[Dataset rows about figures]
......
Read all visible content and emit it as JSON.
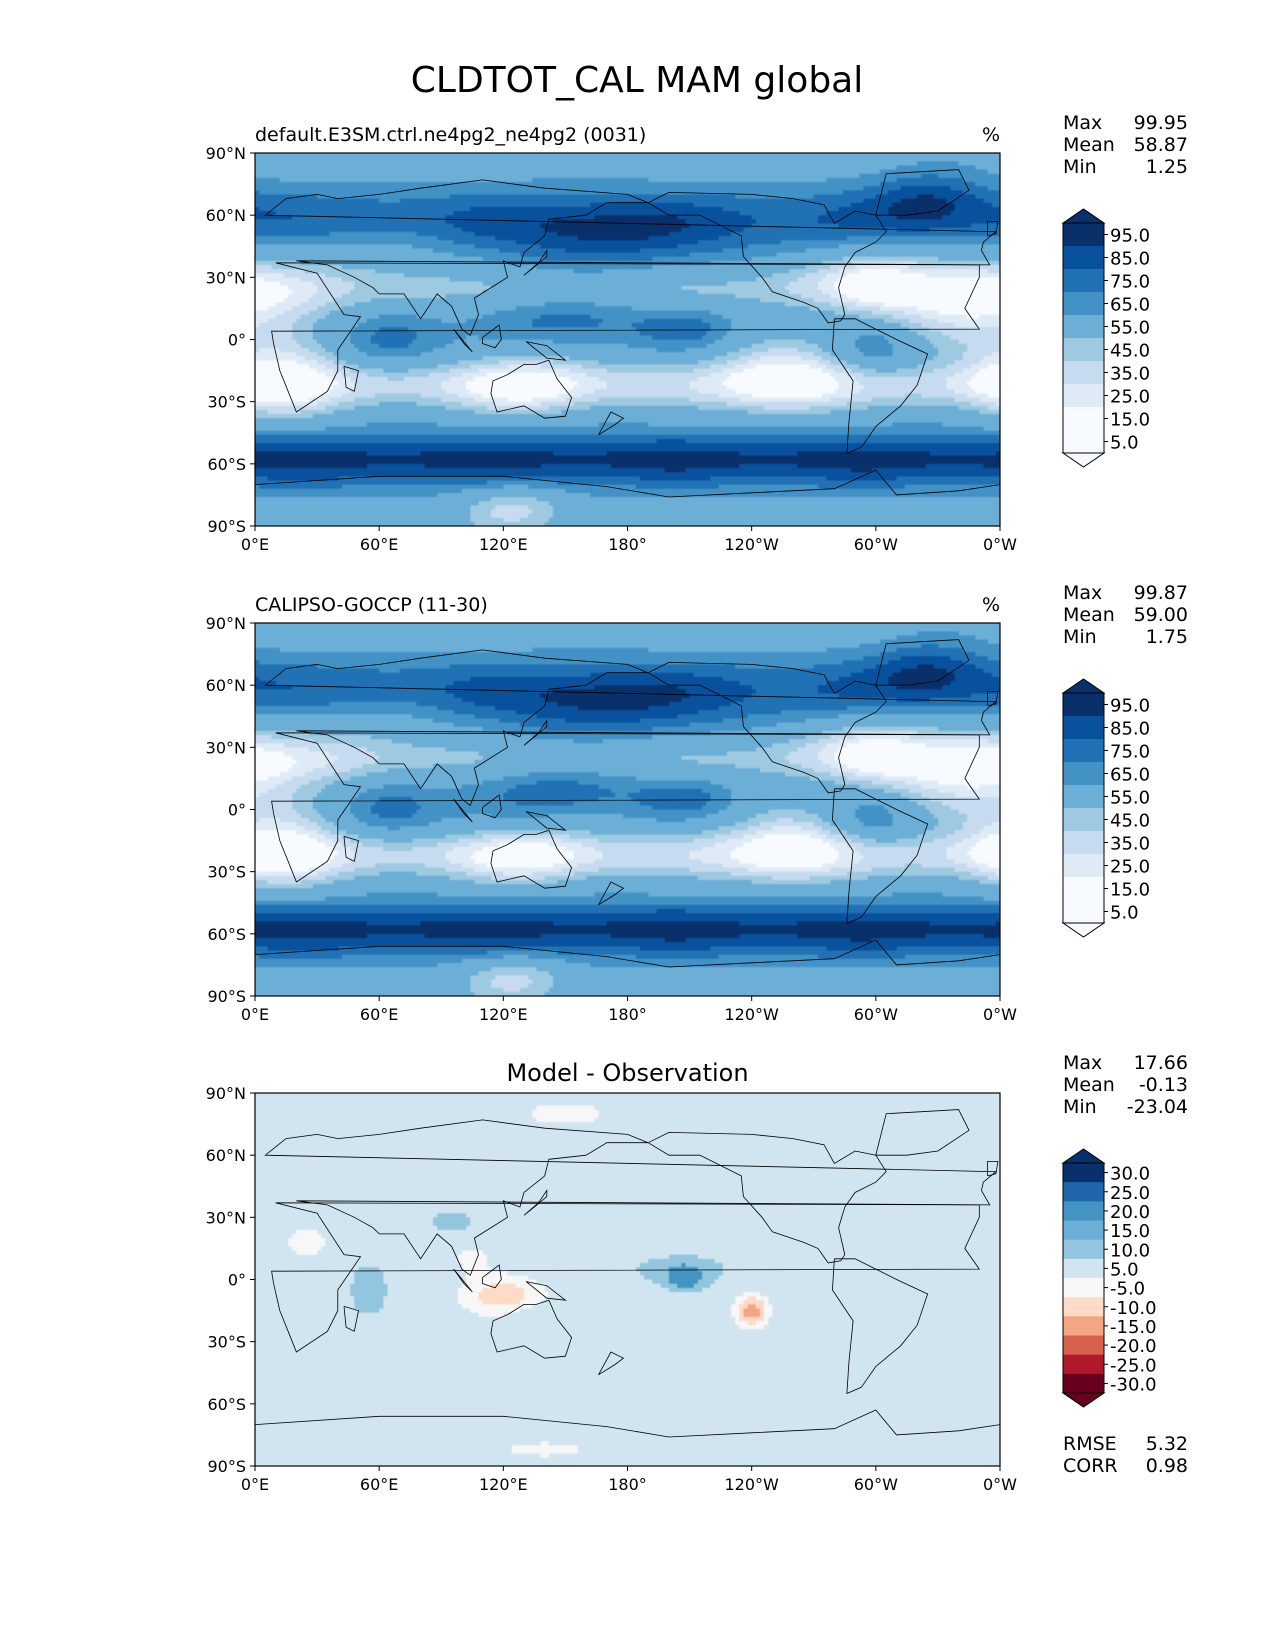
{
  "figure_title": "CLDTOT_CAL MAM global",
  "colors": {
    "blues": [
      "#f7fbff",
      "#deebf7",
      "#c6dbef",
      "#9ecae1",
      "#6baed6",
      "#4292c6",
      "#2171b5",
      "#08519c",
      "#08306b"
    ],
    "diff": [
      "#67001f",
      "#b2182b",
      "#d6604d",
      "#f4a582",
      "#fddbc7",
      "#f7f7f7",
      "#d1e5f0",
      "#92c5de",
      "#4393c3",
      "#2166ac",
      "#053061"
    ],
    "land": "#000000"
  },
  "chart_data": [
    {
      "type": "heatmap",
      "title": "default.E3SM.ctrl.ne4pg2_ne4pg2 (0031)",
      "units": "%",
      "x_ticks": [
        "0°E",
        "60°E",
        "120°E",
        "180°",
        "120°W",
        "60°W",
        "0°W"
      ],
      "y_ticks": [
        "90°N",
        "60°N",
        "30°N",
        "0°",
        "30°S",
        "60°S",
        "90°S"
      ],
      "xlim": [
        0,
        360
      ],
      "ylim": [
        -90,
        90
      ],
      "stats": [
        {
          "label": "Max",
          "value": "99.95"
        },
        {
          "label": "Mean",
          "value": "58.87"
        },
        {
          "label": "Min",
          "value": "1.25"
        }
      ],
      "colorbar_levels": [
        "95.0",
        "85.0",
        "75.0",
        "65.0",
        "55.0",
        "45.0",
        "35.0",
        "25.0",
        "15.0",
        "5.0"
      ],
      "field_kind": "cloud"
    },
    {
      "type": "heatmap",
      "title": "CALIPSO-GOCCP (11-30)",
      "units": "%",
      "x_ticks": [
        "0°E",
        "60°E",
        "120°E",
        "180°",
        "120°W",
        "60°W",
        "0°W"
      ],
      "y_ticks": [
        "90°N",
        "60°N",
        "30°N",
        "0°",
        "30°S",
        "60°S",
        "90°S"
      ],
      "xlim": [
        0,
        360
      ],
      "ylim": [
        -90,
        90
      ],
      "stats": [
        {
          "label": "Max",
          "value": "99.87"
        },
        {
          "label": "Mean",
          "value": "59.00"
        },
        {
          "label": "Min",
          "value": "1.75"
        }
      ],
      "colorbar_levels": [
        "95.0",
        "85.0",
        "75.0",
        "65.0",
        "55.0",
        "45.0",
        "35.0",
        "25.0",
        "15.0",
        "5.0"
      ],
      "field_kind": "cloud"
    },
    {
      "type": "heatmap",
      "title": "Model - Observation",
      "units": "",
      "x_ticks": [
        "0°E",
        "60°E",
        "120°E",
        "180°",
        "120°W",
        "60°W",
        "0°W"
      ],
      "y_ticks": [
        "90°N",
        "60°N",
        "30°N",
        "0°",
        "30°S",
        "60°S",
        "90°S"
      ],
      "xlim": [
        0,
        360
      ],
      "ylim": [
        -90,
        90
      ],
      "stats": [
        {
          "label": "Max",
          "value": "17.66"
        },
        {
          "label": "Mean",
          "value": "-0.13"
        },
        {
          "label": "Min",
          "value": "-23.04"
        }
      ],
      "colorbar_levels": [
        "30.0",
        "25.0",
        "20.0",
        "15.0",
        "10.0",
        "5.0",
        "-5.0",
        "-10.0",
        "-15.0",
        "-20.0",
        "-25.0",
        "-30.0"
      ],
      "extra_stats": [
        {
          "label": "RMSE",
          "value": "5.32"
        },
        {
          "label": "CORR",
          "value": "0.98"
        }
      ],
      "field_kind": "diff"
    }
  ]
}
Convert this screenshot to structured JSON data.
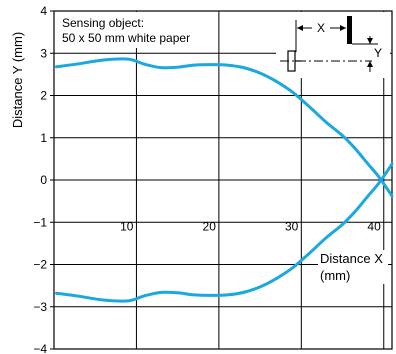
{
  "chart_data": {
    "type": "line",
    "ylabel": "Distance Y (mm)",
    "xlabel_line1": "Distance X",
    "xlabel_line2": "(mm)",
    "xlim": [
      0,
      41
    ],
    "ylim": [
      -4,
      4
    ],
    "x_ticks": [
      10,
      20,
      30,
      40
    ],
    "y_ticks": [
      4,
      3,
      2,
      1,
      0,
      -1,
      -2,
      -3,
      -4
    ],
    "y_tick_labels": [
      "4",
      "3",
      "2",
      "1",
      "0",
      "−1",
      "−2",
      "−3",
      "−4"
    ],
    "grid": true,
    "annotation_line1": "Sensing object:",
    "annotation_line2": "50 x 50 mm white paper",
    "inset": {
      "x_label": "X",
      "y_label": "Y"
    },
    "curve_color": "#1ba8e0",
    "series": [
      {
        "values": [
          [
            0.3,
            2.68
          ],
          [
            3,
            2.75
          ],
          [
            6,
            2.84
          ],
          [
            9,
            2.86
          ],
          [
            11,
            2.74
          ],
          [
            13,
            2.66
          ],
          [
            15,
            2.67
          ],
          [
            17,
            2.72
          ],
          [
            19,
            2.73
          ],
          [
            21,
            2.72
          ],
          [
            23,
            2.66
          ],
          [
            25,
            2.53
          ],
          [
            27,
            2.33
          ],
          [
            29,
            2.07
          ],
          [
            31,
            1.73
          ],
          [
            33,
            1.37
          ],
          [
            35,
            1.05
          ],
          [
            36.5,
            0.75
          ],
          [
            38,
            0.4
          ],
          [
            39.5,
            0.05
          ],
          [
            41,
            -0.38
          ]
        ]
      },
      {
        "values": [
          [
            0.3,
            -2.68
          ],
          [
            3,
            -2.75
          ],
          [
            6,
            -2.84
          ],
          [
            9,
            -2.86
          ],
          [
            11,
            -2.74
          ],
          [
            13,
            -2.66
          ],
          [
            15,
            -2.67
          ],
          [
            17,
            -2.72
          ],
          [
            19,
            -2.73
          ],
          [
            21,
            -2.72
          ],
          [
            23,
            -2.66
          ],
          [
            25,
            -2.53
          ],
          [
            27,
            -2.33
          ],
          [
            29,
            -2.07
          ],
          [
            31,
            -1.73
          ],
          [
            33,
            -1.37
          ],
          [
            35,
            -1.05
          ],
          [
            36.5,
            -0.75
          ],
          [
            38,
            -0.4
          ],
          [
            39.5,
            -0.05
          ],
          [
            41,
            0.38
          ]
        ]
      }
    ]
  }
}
......
• TASK DESCRIPTION:
Reproduce the whole listing above word for word, but not its pictures.

• WRITTEN SOLUTION:
Read all visible content and emit it as JSON.
{
  "figure_title": "CLDTOT_CAL MAM global",
  "colors": {
    "blues": [
      "#f7fbff",
      "#deebf7",
      "#c6dbef",
      "#9ecae1",
      "#6baed6",
      "#4292c6",
      "#2171b5",
      "#08519c",
      "#08306b"
    ],
    "diff": [
      "#67001f",
      "#b2182b",
      "#d6604d",
      "#f4a582",
      "#fddbc7",
      "#f7f7f7",
      "#d1e5f0",
      "#92c5de",
      "#4393c3",
      "#2166ac",
      "#053061"
    ],
    "land": "#000000"
  },
  "chart_data": [
    {
      "type": "heatmap",
      "title": "default.E3SM.ctrl.ne4pg2_ne4pg2 (0031)",
      "units": "%",
      "x_ticks": [
        "0°E",
        "60°E",
        "120°E",
        "180°",
        "120°W",
        "60°W",
        "0°W"
      ],
      "y_ticks": [
        "90°N",
        "60°N",
        "30°N",
        "0°",
        "30°S",
        "60°S",
        "90°S"
      ],
      "xlim": [
        0,
        360
      ],
      "ylim": [
        -90,
        90
      ],
      "stats": [
        {
          "label": "Max",
          "value": "99.95"
        },
        {
          "label": "Mean",
          "value": "58.87"
        },
        {
          "label": "Min",
          "value": "1.25"
        }
      ],
      "colorbar_levels": [
        "95.0",
        "85.0",
        "75.0",
        "65.0",
        "55.0",
        "45.0",
        "35.0",
        "25.0",
        "15.0",
        "5.0"
      ],
      "field_kind": "cloud"
    },
    {
      "type": "heatmap",
      "title": "CALIPSO-GOCCP (11-30)",
      "units": "%",
      "x_ticks": [
        "0°E",
        "60°E",
        "120°E",
        "180°",
        "120°W",
        "60°W",
        "0°W"
      ],
      "y_ticks": [
        "90°N",
        "60°N",
        "30°N",
        "0°",
        "30°S",
        "60°S",
        "90°S"
      ],
      "xlim": [
        0,
        360
      ],
      "ylim": [
        -90,
        90
      ],
      "stats": [
        {
          "label": "Max",
          "value": "99.87"
        },
        {
          "label": "Mean",
          "value": "59.00"
        },
        {
          "label": "Min",
          "value": "1.75"
        }
      ],
      "colorbar_levels": [
        "95.0",
        "85.0",
        "75.0",
        "65.0",
        "55.0",
        "45.0",
        "35.0",
        "25.0",
        "15.0",
        "5.0"
      ],
      "field_kind": "cloud"
    },
    {
      "type": "heatmap",
      "title": "Model - Observation",
      "units": "",
      "x_ticks": [
        "0°E",
        "60°E",
        "120°E",
        "180°",
        "120°W",
        "60°W",
        "0°W"
      ],
      "y_ticks": [
        "90°N",
        "60°N",
        "30°N",
        "0°",
        "30°S",
        "60°S",
        "90°S"
      ],
      "xlim": [
        0,
        360
      ],
      "ylim": [
        -90,
        90
      ],
      "stats": [
        {
          "label": "Max",
          "value": "17.66"
        },
        {
          "label": "Mean",
          "value": "-0.13"
        },
        {
          "label": "Min",
          "value": "-23.04"
        }
      ],
      "colorbar_levels": [
        "30.0",
        "25.0",
        "20.0",
        "15.0",
        "10.0",
        "5.0",
        "-5.0",
        "-10.0",
        "-15.0",
        "-20.0",
        "-25.0",
        "-30.0"
      ],
      "extra_stats": [
        {
          "label": "RMSE",
          "value": "5.32"
        },
        {
          "label": "CORR",
          "value": "0.98"
        }
      ],
      "field_kind": "diff"
    }
  ]
}
Convert this screenshot to structured JSON data.
{
  "chart_data": {
    "type": "line",
    "ylabel": "Distance Y (mm)",
    "xlabel_line1": "Distance X",
    "xlabel_line2": "(mm)",
    "xlim": [
      0,
      41
    ],
    "ylim": [
      -4,
      4
    ],
    "x_ticks": [
      10,
      20,
      30,
      40
    ],
    "y_ticks": [
      4,
      3,
      2,
      1,
      0,
      -1,
      -2,
      -3,
      -4
    ],
    "y_tick_labels": [
      "4",
      "3",
      "2",
      "1",
      "0",
      "−1",
      "−2",
      "−3",
      "−4"
    ],
    "grid": true,
    "annotation_line1": "Sensing object:",
    "annotation_line2": "50 x 50 mm white paper",
    "inset": {
      "x_label": "X",
      "y_label": "Y"
    },
    "curve_color": "#1ba8e0",
    "series": [
      {
        "values": [
          [
            0.3,
            2.68
          ],
          [
            3,
            2.75
          ],
          [
            6,
            2.84
          ],
          [
            9,
            2.86
          ],
          [
            11,
            2.74
          ],
          [
            13,
            2.66
          ],
          [
            15,
            2.67
          ],
          [
            17,
            2.72
          ],
          [
            19,
            2.73
          ],
          [
            21,
            2.72
          ],
          [
            23,
            2.66
          ],
          [
            25,
            2.53
          ],
          [
            27,
            2.33
          ],
          [
            29,
            2.07
          ],
          [
            31,
            1.73
          ],
          [
            33,
            1.37
          ],
          [
            35,
            1.05
          ],
          [
            36.5,
            0.75
          ],
          [
            38,
            0.4
          ],
          [
            39.5,
            0.05
          ],
          [
            41,
            -0.38
          ]
        ]
      },
      {
        "values": [
          [
            0.3,
            -2.68
          ],
          [
            3,
            -2.75
          ],
          [
            6,
            -2.84
          ],
          [
            9,
            -2.86
          ],
          [
            11,
            -2.74
          ],
          [
            13,
            -2.66
          ],
          [
            15,
            -2.67
          ],
          [
            17,
            -2.72
          ],
          [
            19,
            -2.73
          ],
          [
            21,
            -2.72
          ],
          [
            23,
            -2.66
          ],
          [
            25,
            -2.53
          ],
          [
            27,
            -2.33
          ],
          [
            29,
            -2.07
          ],
          [
            31,
            -1.73
          ],
          [
            33,
            -1.37
          ],
          [
            35,
            -1.05
          ],
          [
            36.5,
            -0.75
          ],
          [
            38,
            -0.4
          ],
          [
            39.5,
            -0.05
          ],
          [
            41,
            0.38
          ]
        ]
      }
    ]
  }
}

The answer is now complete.